* **SELECTED EXTRACT**
Re: [CH] Arabian Stuffed Camel
Bill Drummond (BDRUMMOND@moric.org)
Thu, 10 Jun 2004 12:37:20 -0400
Yes... the Peppers are a Must! But if you find that the camel does not
serve enough people you can add a rabbit or two, but you must be careful
with adding this as some don't like to find a hare in their food.
Bill
>>> Jeff Thompson <jeffthompson@mac.com> 06/09/04 10:20PM >>>
To make it on topic you added the peppers?
For the rest of the story...
http://www.snopes.com/food/prepare/camel.asp
On Jun 9, 2004, at 8:19 PM, Rob Solarion wrote:
> Whole Stuffed Camel
> From Richard Harter's World
>
> In a cookbook called International Cuisine, presented by
> California
> Home Economics Teachers, 1983 (ISBN 0-89626-051-8), you will find:
>
> Stuffed Camel
>
> 1 whole camel, medium size
> 1 whole lamb, large size
> 20 whole chickens, medium size
> 60 eggs
> 12 kilos rice
> 2 kilos pine nuts
> 2 kilos almonds
> 1 kilo pistachio nuts
> 110 gallons water
> 5 pounds black pepper
> Salt to taste
> [Garlic and Hot Pepper, also to taste! RS]
>
> Skin, trim and clean camel (once you get over the hump), lamb
and
> chicken. Boil until tender. Cook rice until fluffy. Fry nuts until
> brown and
> mix with rice. Hard boil eggs and peel. Stuff cooked chickens with
hard
> boiled eggs and rice. Stuff the cooked lamb with stuffed chickens.

Box coordinate listings
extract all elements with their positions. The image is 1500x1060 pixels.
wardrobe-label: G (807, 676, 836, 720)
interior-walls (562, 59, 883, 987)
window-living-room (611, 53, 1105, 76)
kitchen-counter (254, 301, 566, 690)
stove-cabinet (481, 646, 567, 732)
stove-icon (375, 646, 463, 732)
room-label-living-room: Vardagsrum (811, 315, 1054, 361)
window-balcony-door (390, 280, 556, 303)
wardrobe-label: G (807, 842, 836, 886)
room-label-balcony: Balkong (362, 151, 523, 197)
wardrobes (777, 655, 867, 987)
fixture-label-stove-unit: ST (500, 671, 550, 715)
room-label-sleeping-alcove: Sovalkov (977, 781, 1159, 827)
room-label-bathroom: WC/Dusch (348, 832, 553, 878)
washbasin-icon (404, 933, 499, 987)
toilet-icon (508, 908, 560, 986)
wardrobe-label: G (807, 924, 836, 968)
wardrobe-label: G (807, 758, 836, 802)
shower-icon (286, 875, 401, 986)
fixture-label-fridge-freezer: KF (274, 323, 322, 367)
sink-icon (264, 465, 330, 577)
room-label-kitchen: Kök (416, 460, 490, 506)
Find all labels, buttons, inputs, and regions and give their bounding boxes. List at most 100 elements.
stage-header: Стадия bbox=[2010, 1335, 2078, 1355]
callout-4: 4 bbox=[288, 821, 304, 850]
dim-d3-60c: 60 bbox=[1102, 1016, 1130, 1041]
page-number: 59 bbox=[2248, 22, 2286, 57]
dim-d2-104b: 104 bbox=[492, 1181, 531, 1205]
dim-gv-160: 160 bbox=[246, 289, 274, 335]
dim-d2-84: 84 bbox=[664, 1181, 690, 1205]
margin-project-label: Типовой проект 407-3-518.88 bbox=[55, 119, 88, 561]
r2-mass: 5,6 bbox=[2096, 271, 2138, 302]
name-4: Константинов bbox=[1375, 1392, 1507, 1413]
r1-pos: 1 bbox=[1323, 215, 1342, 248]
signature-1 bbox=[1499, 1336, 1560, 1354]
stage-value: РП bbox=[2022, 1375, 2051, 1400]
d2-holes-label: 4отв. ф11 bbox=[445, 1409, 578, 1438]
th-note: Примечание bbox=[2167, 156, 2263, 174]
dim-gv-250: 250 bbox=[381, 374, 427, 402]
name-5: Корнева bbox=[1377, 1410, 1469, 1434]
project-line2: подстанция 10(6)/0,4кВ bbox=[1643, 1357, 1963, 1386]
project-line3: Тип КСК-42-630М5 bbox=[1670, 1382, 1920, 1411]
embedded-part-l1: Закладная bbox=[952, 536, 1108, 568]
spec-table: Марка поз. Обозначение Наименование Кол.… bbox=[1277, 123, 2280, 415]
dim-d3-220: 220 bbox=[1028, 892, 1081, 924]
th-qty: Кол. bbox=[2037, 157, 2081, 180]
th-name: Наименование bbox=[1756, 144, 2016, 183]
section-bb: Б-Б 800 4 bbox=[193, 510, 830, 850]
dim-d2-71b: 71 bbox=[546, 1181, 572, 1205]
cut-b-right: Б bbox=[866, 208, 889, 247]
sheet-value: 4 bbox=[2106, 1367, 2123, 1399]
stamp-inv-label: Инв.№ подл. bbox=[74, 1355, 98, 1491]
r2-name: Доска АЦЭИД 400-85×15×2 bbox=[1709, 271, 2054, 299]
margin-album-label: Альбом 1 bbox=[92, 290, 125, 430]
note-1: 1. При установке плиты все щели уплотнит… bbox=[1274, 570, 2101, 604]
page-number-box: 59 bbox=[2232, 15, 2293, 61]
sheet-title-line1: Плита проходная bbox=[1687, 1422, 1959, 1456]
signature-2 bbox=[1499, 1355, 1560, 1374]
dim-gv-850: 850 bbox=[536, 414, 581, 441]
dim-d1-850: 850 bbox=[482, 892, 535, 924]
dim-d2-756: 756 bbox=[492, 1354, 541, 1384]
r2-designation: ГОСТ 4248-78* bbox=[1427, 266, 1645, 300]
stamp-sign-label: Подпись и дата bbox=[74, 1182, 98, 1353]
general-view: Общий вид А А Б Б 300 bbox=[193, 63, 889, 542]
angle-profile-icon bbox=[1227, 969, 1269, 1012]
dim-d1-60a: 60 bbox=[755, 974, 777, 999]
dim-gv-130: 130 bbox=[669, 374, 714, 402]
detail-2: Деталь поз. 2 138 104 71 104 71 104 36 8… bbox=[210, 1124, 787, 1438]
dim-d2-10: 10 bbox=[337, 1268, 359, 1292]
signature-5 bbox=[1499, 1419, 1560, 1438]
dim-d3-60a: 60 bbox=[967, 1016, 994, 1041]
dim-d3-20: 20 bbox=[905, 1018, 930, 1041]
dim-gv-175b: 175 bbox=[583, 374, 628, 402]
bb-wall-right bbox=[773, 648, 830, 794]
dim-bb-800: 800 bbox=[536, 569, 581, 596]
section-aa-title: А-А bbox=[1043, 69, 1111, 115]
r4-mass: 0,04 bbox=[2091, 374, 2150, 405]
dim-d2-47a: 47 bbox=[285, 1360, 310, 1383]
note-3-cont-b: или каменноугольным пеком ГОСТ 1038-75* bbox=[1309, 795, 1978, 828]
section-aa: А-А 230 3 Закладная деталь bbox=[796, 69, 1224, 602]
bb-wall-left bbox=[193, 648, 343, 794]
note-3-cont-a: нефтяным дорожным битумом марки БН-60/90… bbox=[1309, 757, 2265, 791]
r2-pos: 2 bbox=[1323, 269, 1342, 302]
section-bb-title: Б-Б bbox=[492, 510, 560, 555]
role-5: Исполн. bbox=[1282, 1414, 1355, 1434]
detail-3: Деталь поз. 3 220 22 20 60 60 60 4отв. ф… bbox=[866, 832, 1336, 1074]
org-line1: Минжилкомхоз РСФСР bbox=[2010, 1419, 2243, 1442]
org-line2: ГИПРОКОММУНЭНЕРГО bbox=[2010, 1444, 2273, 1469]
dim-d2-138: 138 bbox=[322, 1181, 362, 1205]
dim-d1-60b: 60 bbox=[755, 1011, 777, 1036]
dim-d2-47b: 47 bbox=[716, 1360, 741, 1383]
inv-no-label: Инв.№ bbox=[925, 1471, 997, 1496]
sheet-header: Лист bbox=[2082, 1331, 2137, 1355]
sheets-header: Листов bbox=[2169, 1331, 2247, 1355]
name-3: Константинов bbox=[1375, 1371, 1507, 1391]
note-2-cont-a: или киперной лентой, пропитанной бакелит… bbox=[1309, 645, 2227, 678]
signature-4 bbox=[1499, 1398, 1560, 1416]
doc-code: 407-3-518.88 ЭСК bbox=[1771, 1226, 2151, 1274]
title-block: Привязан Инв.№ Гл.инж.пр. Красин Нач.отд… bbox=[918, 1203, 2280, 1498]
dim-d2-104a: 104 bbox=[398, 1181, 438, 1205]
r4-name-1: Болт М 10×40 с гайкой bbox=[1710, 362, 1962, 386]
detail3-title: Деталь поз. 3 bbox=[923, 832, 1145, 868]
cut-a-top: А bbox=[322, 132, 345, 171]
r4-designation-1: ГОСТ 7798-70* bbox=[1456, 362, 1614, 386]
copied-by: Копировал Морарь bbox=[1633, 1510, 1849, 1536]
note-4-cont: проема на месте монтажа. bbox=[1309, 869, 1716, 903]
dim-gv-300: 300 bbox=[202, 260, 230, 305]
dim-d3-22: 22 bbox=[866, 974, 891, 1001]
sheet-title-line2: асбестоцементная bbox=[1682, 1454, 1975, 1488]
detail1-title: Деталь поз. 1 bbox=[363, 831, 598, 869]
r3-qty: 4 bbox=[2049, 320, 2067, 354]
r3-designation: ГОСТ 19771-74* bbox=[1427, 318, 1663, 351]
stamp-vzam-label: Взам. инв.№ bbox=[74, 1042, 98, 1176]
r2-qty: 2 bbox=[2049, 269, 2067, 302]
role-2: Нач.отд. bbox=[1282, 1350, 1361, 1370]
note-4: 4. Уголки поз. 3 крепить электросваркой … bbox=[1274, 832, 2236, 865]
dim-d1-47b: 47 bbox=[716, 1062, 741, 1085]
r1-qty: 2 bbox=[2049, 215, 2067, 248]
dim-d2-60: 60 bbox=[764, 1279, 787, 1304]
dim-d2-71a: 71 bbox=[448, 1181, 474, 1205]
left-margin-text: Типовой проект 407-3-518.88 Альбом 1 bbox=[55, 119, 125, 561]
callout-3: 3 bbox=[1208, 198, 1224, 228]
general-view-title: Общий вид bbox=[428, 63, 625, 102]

* **GIVEN TASK**
In the stuffed camel thread, how many whole chickens does the recipe call for? Use only the stuffed camel thread, not the records.

* **THE OUTPUT**
20 whole chickens, medium size.